▸ **Task to complete**: Each line that holds the string "iccid" counts once; say how many such lines there are and add nothing.

►

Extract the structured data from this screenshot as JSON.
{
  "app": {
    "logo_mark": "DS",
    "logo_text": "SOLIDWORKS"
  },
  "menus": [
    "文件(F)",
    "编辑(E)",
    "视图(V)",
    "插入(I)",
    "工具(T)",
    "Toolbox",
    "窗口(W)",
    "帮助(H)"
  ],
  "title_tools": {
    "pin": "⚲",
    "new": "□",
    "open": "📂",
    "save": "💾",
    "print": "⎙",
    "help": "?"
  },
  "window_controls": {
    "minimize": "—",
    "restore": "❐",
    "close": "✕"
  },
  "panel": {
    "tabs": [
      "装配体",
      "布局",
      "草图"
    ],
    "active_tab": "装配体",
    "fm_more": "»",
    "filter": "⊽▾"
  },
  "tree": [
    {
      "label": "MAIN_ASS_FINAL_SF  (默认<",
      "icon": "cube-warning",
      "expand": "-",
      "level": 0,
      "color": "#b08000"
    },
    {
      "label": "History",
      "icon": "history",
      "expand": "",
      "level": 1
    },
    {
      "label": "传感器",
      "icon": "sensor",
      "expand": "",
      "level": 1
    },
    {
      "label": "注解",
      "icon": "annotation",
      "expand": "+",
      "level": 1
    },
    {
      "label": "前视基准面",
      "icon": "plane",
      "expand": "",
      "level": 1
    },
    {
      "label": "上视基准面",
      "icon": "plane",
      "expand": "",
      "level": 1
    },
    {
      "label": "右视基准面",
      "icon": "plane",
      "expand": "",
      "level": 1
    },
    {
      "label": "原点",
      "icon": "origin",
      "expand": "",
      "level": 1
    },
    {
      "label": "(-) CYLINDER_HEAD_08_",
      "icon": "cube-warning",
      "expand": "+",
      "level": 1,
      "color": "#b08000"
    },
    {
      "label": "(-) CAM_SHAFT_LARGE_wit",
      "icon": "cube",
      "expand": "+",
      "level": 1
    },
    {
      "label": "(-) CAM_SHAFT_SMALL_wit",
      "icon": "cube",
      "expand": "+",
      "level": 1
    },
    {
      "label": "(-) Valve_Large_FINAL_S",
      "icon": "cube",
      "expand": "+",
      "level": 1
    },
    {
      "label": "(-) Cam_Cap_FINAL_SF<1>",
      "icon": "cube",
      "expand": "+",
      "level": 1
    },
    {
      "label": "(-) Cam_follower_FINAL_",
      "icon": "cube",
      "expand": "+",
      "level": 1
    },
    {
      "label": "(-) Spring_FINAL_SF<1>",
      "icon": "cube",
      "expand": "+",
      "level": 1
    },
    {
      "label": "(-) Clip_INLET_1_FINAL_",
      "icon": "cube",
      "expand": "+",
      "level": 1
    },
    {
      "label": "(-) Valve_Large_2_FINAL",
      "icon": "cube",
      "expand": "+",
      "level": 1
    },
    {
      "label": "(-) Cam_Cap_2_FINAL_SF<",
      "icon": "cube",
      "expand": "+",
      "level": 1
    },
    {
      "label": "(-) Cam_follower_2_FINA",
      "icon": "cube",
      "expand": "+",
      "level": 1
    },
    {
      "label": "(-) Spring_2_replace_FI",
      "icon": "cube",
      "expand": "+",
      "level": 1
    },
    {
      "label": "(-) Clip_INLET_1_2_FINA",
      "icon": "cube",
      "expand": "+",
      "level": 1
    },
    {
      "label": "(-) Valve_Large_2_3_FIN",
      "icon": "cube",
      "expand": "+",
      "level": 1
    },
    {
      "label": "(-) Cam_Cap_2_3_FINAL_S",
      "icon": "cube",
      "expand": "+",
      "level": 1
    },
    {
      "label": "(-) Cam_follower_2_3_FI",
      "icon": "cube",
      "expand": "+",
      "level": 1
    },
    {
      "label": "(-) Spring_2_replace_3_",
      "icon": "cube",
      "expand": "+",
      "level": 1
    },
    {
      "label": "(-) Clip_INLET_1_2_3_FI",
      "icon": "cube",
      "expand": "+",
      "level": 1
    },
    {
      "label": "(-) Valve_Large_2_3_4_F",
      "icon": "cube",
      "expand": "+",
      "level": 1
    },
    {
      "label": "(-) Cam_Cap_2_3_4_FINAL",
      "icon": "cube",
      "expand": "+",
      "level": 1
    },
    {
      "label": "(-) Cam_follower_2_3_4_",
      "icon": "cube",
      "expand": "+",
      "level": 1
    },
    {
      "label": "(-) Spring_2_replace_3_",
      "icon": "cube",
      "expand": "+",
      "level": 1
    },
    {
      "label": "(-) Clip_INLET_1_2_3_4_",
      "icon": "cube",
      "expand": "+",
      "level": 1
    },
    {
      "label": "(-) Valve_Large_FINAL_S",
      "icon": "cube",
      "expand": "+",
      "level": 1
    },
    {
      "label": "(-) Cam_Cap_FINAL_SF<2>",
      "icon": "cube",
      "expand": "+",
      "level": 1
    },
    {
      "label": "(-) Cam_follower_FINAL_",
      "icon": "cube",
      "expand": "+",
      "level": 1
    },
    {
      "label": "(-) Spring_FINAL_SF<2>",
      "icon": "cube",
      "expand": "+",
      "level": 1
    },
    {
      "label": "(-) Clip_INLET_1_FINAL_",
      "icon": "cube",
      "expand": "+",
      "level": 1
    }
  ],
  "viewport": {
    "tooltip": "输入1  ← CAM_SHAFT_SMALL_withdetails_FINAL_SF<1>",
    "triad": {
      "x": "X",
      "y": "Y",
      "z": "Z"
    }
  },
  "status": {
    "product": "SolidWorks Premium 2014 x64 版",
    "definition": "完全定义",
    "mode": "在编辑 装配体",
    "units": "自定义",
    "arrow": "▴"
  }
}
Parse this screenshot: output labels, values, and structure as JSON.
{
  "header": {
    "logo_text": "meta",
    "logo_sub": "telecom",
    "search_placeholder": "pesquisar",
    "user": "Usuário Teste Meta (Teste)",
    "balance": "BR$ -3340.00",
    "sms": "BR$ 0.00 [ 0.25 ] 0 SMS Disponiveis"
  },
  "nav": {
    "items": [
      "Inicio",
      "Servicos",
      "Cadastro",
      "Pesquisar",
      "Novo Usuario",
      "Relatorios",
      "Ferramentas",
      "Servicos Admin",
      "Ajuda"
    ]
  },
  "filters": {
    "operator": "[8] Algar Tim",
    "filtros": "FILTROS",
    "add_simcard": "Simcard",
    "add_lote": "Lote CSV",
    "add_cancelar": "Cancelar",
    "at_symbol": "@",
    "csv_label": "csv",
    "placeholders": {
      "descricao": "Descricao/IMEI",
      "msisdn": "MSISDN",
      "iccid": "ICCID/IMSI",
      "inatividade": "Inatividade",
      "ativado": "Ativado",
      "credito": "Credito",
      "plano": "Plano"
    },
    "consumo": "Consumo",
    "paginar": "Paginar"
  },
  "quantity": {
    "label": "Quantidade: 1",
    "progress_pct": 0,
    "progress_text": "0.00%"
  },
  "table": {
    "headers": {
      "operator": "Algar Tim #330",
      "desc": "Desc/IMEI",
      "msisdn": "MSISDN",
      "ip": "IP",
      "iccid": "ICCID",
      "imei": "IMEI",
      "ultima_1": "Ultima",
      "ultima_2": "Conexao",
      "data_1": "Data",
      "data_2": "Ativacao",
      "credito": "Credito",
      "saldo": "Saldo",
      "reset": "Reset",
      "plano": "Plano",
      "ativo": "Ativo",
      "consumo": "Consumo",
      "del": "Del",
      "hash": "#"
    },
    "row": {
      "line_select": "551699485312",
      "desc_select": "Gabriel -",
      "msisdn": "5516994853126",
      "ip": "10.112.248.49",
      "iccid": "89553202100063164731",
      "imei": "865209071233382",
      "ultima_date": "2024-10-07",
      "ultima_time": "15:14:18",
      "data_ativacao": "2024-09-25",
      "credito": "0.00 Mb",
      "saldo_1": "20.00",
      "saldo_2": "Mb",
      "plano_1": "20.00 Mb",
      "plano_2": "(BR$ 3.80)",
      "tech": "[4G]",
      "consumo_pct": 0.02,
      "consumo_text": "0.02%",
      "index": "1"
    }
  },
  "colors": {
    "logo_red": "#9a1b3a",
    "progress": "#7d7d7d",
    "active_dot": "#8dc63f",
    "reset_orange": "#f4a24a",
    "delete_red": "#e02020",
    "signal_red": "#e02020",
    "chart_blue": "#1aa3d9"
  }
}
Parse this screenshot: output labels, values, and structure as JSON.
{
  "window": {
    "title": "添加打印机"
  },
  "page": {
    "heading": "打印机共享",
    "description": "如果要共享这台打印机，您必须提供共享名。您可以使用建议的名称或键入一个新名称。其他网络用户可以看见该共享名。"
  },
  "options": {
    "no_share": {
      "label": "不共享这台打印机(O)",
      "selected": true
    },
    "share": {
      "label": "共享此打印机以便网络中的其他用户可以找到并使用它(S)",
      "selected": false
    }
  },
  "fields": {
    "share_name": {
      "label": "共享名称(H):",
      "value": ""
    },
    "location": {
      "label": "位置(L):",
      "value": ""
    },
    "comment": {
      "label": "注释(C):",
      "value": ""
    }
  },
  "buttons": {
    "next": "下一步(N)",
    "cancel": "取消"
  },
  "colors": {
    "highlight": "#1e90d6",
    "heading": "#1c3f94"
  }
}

◄

▸ **Result of the exercise**: 3